### Set problem 1
Please reproduce the records verbatim, starting at the line that contains "Identify all the" and ending at the line that contains "table-row: 10 Phong", and leave out the pictures.

### Document segment
-----

Being Visible to the People You Lead
Being Visible to the People You Lead
There’s a lot of discussion about how as an individual contributor it’s important to “make your work visible” to higher ups to get the appropriate resources, opportunities for advancement, etc. But there is relatively little discussion going the other direction about being a leader and making your work visible to the people whom you lead. I think there's just as much value to thinking about and framing your work for the people lower in level as there is to higher ups.
In my last post, I aggressively (and somewhat sarcastically) referenced Staff+ engineering being “:bullshit”. But, I don't want to imply that leadership is bs. Rather, I want to point out that as a leader, especially from the view of the people you lead, you get to both make up the rules and then evaluate yourself based on those rules you made up. From an external perspective it can make it all seem a bit... arbitrary, and designed to post-facto argue why you are doing a good job, regardless of the "truth on the ground".
And it's true, in other roles it was easier for my collaborators to evaluate the job I'm doing. But in the Staff+, and other leadership, roles that moment-to-moment determination is solely up to me, depending on how I feel about the situation and what, I think, would be best. And the line between doing something that’s incredibly self-serving, and something that’s beneficial for your team can be nebulous and is often the result of a personal judgment call.

-----

### Set problem 2
In the post on being visible to the people you lead, what word did the author's previous post use for Staff+ engineering?

### Exercise materials
-----

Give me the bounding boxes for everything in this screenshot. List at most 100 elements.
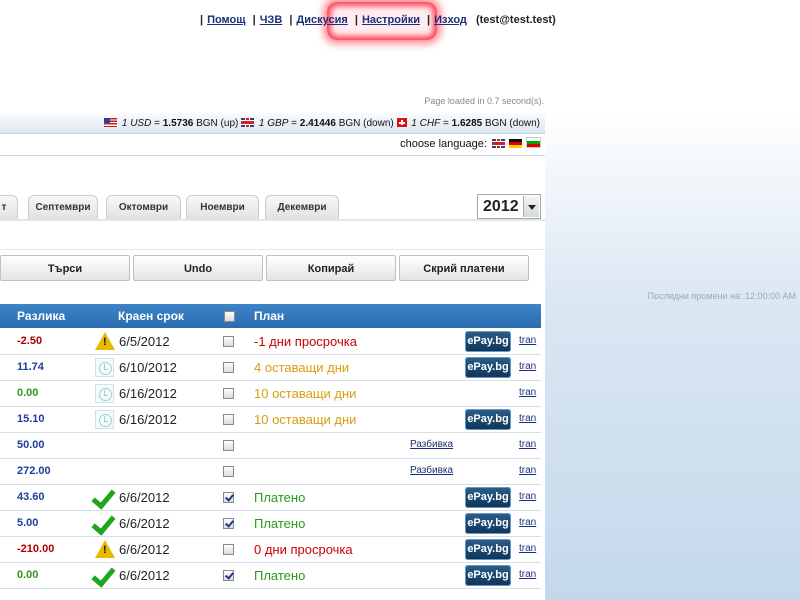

-----

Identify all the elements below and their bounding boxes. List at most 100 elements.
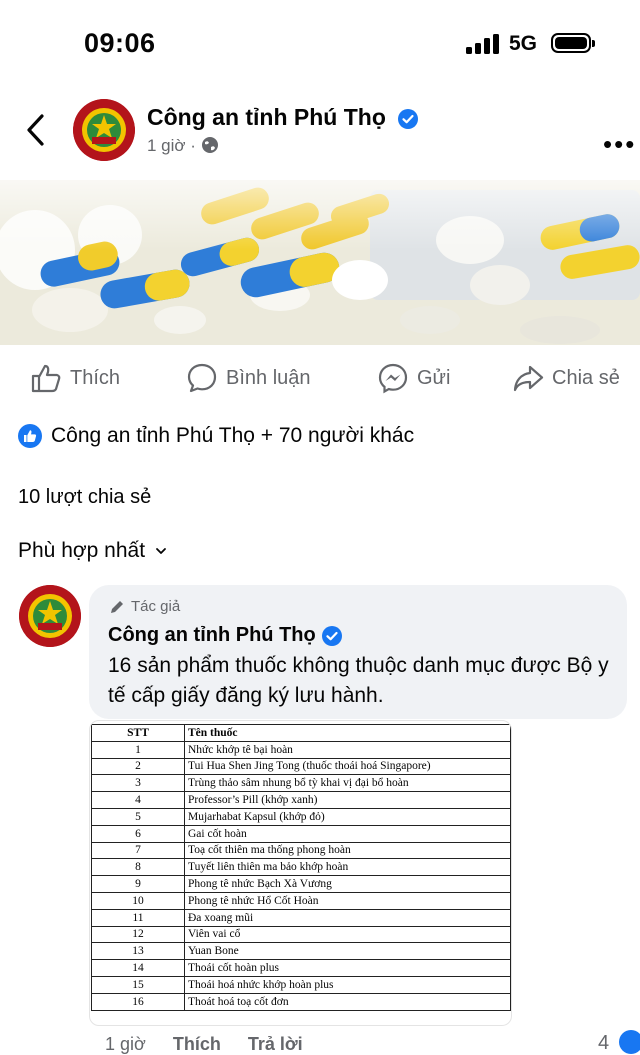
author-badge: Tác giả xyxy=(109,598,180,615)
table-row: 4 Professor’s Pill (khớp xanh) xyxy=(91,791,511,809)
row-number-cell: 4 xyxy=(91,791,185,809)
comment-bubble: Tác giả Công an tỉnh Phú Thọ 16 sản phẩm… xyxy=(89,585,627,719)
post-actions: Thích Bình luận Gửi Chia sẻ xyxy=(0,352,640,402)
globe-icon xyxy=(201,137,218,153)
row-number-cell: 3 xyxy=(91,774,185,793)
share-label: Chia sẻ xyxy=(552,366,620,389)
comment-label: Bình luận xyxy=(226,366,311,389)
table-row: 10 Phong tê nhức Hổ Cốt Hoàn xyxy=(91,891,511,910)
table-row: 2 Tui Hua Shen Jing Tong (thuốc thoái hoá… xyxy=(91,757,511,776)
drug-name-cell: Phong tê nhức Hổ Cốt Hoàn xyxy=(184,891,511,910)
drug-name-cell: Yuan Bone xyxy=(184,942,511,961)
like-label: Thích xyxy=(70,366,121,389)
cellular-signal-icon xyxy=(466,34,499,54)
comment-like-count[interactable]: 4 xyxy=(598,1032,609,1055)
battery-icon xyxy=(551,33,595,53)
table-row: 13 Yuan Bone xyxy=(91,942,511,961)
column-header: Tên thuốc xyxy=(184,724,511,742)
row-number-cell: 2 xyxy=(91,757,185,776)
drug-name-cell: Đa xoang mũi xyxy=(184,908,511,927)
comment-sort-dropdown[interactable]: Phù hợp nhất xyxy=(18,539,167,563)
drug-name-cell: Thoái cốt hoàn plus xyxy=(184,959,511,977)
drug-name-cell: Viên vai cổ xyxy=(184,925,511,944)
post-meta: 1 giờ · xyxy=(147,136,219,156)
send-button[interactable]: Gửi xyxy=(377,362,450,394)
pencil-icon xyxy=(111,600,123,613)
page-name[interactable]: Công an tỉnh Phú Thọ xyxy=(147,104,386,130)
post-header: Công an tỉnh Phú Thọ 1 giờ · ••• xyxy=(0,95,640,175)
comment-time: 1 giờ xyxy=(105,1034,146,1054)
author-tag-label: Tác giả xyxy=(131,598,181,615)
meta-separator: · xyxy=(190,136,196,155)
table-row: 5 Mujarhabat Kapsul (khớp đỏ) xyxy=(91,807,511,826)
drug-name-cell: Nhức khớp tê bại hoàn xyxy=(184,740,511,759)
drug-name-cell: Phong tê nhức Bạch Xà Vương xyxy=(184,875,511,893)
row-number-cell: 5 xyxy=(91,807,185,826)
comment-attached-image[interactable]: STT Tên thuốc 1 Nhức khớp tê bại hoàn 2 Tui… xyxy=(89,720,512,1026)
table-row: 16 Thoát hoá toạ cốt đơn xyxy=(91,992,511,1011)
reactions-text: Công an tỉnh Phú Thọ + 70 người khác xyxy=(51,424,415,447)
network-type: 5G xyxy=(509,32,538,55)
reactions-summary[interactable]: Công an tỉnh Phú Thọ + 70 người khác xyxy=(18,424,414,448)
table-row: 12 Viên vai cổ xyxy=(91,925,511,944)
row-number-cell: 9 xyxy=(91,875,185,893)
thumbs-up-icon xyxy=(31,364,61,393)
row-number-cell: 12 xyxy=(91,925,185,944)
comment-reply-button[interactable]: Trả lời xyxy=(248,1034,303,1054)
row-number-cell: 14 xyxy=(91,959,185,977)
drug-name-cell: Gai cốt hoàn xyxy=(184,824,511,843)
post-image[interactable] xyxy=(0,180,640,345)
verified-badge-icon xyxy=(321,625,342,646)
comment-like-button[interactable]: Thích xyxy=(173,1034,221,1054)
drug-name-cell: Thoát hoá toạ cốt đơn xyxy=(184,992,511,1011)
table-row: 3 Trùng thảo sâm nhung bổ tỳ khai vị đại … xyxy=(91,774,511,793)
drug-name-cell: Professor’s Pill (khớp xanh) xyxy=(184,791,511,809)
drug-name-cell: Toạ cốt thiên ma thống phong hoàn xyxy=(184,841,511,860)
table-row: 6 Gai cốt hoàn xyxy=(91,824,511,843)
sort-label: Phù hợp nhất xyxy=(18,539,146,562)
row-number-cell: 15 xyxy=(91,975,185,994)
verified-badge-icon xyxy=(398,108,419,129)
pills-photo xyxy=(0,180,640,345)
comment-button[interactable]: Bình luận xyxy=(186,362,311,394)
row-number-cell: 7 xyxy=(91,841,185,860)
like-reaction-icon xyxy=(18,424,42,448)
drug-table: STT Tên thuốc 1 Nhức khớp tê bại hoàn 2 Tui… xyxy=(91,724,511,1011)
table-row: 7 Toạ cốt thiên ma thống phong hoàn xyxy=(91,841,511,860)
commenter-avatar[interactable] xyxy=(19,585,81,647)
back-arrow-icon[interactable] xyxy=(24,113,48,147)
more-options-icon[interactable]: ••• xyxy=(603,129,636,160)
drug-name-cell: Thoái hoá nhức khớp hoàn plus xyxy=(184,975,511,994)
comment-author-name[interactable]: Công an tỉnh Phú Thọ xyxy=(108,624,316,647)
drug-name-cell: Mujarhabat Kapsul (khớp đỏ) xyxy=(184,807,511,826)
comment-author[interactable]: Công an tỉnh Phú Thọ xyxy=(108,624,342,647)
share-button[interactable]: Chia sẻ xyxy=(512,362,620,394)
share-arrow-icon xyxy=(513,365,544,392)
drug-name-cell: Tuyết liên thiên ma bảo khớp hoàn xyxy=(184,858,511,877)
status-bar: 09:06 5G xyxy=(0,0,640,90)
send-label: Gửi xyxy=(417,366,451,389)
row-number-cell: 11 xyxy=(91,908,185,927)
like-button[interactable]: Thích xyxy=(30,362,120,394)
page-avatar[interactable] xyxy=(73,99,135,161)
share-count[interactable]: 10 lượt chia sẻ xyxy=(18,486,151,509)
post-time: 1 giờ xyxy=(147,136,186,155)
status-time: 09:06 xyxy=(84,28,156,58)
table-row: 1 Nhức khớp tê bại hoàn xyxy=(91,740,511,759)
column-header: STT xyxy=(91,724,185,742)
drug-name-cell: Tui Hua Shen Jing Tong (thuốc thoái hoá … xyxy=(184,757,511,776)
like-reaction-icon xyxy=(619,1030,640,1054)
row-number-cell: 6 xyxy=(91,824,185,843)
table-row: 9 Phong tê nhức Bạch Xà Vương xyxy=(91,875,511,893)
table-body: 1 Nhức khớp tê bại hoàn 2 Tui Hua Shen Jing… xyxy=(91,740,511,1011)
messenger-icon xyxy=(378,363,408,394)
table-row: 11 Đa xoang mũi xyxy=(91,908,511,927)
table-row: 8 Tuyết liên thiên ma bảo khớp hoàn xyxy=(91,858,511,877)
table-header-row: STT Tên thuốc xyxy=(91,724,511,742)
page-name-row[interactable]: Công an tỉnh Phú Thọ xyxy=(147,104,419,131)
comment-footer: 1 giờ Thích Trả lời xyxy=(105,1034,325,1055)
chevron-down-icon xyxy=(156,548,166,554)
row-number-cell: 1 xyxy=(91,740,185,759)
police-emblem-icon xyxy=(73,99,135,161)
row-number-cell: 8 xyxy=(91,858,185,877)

-----

### Task response 1
Identify all the elements below and their bounding boxes. List at most 100 elements.
author-badge: Tác giả xyxy=(109,598,180,615)
table-row: 4 Professor’s Pill (khớp xanh) xyxy=(91,791,511,809)
row-number-cell: 4 xyxy=(91,791,185,809)
comment-bubble: Tác giả Công an tỉnh Phú Thọ 16 sản phẩm… xyxy=(89,585,627,719)
post-actions: Thích Bình luận Gửi Chia sẻ xyxy=(0,352,640,402)
globe-icon xyxy=(201,137,218,153)
row-number-cell: 3 xyxy=(91,774,185,793)
share-label: Chia sẻ xyxy=(552,366,620,389)
comment-label: Bình luận xyxy=(226,366,311,389)
table-row: 10 Phong tê nhức Hổ Cốt Hoàn xyxy=(91,891,511,910)

### Task response 2
It called Staff+ engineering "bullshit."